Stated task: Return each line of the material verbatim.

Material provided:
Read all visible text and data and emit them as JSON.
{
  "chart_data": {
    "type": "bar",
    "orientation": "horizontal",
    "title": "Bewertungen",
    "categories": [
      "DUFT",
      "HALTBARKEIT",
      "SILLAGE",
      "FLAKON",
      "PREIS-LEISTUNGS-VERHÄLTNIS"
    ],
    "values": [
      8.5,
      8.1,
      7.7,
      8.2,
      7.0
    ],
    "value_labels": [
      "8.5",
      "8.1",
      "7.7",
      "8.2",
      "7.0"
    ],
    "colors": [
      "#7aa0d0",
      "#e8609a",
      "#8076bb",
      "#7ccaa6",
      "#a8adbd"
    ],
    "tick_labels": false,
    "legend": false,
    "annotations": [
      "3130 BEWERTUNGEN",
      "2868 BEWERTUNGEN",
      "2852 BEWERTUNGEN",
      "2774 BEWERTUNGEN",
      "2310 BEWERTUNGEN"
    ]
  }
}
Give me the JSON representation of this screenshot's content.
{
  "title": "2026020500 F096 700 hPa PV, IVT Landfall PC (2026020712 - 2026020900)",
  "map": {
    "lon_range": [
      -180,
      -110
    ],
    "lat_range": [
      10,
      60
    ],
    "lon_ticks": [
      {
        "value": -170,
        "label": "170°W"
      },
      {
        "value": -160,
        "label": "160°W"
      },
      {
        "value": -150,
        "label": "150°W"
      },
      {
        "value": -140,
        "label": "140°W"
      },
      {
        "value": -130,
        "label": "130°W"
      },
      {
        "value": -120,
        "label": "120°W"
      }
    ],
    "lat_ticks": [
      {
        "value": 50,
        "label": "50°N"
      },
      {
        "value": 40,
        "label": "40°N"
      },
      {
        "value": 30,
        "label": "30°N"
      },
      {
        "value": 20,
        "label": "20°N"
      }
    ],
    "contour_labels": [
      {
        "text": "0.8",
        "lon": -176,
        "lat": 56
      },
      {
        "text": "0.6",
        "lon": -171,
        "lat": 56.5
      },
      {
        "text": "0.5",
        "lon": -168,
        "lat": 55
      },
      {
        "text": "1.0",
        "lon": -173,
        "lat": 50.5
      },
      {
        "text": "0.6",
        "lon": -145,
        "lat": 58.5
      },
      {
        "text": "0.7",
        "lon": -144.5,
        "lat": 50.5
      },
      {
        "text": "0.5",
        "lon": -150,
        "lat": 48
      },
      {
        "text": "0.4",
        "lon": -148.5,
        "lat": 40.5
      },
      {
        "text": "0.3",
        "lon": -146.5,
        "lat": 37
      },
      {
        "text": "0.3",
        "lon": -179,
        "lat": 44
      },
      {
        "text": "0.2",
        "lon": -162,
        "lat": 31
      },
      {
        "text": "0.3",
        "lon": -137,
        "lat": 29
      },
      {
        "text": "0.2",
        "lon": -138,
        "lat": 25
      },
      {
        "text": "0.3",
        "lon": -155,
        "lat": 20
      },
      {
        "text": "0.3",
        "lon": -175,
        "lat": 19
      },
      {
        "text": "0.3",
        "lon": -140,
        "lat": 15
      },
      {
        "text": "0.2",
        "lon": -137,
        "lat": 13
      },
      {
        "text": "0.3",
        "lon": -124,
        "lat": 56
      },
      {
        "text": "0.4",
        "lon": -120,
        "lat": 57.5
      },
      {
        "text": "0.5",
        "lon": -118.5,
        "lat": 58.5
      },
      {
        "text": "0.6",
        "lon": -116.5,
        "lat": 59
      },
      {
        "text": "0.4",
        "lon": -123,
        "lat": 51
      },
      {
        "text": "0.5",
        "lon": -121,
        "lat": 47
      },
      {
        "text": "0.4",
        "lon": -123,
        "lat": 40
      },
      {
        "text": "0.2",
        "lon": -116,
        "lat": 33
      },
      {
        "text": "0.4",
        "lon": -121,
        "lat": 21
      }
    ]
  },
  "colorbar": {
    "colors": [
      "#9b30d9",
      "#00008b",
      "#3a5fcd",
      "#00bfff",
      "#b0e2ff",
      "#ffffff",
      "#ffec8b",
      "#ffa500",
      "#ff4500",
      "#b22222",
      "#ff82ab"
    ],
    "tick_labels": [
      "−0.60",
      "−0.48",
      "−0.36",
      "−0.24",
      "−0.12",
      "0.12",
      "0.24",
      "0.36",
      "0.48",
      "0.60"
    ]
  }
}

Final result:
Read all visible text and data and emit them as JSON.
{
  "chart_data": {
    "type": "bar",
    "orientation": "horizontal",
    "title": "Bewertungen",
    "categories": [
      "DUFT",
      "HALTBARKEIT",
      "SILLAGE",
      "FLAKON",
      "PREIS-LEISTUNGS-VERHÄLTNIS"
    ],
    "values": [
      8.5,
      8.1,
      7.7,
      8.2,
      7.0
    ],
    "value_labels": [
      "8.5",
      "8.1",
      "7.7",
      "8.2",
      "7.0"
    ],
    "colors": [
      "#7aa0d0",
      "#e8609a",
      "#8076bb",
      "#7ccaa6",
      "#a8adbd"
    ],
    "tick_labels": false,
    "legend": false,
    "annotations": [
      "3130 BEWERTUNGEN",
      "2868 BEWERTUNGEN",
      "2852 BEWERTUNGEN",
      "2774 BEWERTUNGEN",
      "2310 BEWERTUNGEN"
    ]
  }
}
Give me the JSON representation of this screenshot's content.
{
  "title": "2026020500 F096 700 hPa PV, IVT Landfall PC (2026020712 - 2026020900)",
  "map": {
    "lon_range": [
      -180,
      -110
    ],
    "lat_range": [
      10,
      60
    ],
    "lon_ticks": [
      {
        "value": -170,
        "label": "170°W"
      },
      {
        "value": -160,
        "label": "160°W"
      },
      {
        "value": -150,
        "label": "150°W"
      },
      {
        "value": -140,
        "label": "140°W"
      },
      {
        "value": -130,
        "label": "130°W"
      },
      {
        "value": -120,
        "label": "120°W"
      }
    ],
    "lat_ticks": [
      {
        "value": 50,
        "label": "50°N"
      },
      {
        "value": 40,
        "label": "40°N"
      },
      {
        "value": 30,
        "label": "30°N"
      },
      {
        "value": 20,
        "label": "20°N"
      }
    ],
    "contour_labels": [
      {
        "text": "0.8",
        "lon": -176,
        "lat": 56
      },
      {
        "text": "0.6",
        "lon": -171,
        "lat": 56.5
      },
      {
        "text": "0.5",
        "lon": -168,
        "lat": 55
      },
      {
        "text": "1.0",
        "lon": -173,
        "lat": 50.5
      },
      {
        "text": "0.6",
        "lon": -145,
        "lat": 58.5
      },
      {
        "text": "0.7",
        "lon": -144.5,
        "lat": 50.5
      },
      {
        "text": "0.5",
        "lon": -150,
        "lat": 48
      },
      {
        "text": "0.4",
        "lon": -148.5,
        "lat": 40.5
      },
      {
        "text": "0.3",
        "lon": -146.5,
        "lat": 37
      },
      {
        "text": "0.3",
        "lon": -179,
        "lat": 44
      },
      {
        "text": "0.2",
        "lon": -162,
        "lat": 31
      },
      {
        "text": "0.3",
        "lon": -137,
        "lat": 29
      },
      {
        "text": "0.2",
        "lon": -138,
        "lat": 25
      },
      {
        "text": "0.3",
        "lon": -155,
        "lat": 20
      },
      {
        "text": "0.3",
        "lon": -175,
        "lat": 19
      },
      {
        "text": "0.3",
        "lon": -140,
        "lat": 15
      },
      {
        "text": "0.2",
        "lon": -137,
        "lat": 13
      },
      {
        "text": "0.3",
        "lon": -124,
        "lat": 56
      },
      {
        "text": "0.4",
        "lon": -120,
        "lat": 57.5
      },
      {
        "text": "0.5",
        "lon": -118.5,
        "lat": 58.5
      },
      {
        "text": "0.6",
        "lon": -116.5,
        "lat": 59
      },
      {
        "text": "0.4",
        "lon": -123,
        "lat": 51
      },
      {
        "text": "0.5",
        "lon": -121,
        "lat": 47
      },
      {
        "text": "0.4",
        "lon": -123,
        "lat": 40
      },
      {
        "text": "0.2",
        "lon": -116,
        "lat": 33
      },
      {
        "text": "0.4",
        "lon": -121,
        "lat": 21
      }
    ]
  },
  "colorbar": {
    "colors": [
      "#9b30d9",
      "#00008b",
      "#3a5fcd",
      "#00bfff",
      "#b0e2ff",
      "#ffffff",
      "#ffec8b",
      "#ffa500",
      "#ff4500",
      "#b22222",
      "#ff82ab"
    ],
    "tick_labels": [
      "−0.60",
      "−0.48",
      "−0.36",
      "−0.24",
      "−0.12",
      "0.12",
      "0.24",
      "0.36",
      "0.48",
      "0.60"
    ]
  }
}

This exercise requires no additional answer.